# MATERIAL PROVIDED:
__________

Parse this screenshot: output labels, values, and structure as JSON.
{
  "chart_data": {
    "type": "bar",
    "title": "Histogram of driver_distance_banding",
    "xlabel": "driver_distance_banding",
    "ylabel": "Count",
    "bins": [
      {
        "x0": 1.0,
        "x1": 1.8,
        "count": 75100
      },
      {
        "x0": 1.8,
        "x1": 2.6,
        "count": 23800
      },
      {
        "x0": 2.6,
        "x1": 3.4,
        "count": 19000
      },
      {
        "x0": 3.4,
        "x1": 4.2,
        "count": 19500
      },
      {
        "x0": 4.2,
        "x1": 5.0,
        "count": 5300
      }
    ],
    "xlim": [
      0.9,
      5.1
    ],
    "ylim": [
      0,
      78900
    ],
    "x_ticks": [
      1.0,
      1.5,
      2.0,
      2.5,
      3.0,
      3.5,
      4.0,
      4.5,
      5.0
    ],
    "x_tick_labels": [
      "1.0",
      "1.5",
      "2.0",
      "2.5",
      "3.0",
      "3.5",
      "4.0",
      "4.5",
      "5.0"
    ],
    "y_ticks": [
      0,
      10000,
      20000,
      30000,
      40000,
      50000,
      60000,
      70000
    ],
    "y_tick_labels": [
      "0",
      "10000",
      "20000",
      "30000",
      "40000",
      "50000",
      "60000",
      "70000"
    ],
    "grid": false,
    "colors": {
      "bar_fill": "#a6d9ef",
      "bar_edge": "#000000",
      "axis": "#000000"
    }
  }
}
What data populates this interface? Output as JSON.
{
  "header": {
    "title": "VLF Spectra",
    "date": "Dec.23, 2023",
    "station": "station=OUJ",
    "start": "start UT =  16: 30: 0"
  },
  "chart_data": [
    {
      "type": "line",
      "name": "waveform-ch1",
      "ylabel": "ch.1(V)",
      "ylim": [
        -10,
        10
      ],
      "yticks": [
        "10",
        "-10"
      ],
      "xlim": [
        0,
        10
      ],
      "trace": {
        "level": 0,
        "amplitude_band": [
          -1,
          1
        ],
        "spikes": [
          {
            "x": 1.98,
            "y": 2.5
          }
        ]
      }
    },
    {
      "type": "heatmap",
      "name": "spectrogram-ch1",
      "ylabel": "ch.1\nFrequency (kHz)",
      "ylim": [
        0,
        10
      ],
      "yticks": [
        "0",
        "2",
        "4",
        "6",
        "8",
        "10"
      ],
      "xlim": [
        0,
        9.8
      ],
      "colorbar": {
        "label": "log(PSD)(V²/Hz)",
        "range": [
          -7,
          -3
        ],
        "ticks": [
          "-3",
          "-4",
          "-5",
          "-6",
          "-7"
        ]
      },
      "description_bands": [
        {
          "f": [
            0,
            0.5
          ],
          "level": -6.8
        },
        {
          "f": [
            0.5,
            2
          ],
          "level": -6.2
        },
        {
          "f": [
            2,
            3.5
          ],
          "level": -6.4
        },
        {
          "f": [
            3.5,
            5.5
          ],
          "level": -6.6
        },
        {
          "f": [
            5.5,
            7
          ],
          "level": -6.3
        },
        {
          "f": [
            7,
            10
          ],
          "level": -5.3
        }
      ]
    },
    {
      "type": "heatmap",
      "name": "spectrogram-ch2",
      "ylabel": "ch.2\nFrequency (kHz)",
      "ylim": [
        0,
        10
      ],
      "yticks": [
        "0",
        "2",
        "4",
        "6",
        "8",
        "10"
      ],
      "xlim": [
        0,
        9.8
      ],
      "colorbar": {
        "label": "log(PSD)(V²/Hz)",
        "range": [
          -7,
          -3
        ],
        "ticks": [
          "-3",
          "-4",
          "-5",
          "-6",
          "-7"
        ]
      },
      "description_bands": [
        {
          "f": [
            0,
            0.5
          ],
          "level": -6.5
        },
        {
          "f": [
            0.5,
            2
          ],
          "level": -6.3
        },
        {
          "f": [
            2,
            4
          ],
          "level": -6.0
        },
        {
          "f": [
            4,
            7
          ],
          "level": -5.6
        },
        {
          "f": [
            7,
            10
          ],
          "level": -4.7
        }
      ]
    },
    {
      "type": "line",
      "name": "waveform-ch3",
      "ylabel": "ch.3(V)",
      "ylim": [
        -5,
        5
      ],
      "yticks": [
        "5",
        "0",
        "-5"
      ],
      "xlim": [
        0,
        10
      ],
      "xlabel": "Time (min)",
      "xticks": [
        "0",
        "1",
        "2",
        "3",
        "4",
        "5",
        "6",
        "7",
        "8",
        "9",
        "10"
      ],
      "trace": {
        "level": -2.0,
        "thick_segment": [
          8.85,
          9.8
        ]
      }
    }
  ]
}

__________

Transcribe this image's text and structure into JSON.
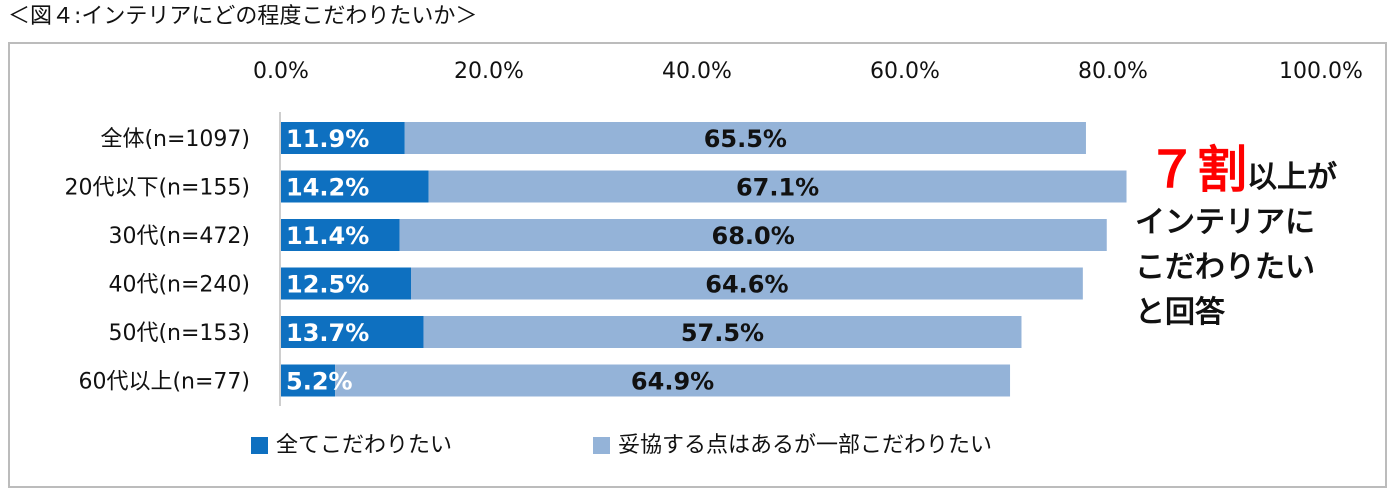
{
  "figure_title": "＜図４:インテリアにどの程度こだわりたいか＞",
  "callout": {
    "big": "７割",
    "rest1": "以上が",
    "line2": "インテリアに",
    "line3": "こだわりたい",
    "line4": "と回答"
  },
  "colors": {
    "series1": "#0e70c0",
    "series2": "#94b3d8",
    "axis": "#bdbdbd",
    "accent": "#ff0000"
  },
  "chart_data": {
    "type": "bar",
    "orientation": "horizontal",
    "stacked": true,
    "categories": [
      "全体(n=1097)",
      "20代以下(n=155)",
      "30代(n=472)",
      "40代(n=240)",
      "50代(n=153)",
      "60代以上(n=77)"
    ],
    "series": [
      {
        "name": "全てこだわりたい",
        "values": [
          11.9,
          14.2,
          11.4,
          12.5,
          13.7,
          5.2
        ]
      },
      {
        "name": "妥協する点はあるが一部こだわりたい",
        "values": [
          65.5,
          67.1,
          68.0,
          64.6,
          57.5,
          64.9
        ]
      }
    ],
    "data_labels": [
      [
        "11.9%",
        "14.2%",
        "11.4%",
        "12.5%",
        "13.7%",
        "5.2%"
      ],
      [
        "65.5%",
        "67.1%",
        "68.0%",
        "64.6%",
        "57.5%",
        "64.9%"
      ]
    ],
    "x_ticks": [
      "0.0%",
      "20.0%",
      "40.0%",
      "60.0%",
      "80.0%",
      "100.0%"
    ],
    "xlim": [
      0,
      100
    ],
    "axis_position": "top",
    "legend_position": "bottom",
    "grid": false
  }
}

__________

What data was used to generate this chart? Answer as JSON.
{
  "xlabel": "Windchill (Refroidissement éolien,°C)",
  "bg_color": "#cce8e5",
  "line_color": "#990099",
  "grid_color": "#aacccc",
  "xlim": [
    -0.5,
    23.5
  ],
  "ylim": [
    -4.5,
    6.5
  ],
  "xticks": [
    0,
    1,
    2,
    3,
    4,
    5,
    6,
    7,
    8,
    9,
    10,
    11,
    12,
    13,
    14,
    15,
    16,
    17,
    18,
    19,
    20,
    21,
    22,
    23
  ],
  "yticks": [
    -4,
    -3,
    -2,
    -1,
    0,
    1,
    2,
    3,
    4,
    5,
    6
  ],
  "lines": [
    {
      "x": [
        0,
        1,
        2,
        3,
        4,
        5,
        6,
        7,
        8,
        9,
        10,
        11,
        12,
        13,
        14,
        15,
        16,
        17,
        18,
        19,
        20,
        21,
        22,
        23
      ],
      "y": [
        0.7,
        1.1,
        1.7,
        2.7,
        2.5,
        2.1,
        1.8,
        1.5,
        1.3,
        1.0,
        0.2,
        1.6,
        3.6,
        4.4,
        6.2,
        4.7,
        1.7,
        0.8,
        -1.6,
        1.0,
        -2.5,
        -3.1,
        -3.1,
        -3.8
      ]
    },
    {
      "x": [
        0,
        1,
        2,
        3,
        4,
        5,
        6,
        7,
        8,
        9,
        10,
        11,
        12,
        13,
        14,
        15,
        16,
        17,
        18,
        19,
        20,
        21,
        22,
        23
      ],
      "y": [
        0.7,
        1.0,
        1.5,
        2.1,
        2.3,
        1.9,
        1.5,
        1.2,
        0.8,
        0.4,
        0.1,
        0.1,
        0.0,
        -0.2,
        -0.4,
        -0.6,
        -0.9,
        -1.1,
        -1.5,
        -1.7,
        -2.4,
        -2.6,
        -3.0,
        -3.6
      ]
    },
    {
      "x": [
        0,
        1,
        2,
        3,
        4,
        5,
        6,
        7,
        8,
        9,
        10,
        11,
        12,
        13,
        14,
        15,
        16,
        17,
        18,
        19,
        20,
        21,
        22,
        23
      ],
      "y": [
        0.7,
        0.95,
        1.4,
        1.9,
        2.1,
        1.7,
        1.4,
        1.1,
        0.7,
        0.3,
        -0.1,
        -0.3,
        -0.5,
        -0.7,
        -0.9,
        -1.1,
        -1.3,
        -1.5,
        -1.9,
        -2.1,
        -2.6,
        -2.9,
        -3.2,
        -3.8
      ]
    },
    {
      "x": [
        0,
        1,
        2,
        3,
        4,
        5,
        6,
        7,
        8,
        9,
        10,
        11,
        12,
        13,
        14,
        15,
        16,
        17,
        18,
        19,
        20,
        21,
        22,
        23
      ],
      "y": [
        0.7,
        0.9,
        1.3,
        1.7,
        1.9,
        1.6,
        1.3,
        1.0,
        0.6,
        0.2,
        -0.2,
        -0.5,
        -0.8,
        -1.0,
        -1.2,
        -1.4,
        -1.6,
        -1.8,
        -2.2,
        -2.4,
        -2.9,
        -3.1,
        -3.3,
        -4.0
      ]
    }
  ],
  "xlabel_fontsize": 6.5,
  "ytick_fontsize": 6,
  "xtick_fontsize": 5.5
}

__________

# TASK INSTRUCTIONS:
For the entries shown above, give the number of lines that include the word "What", without any other text.

# EXPECTED ANSWER:
2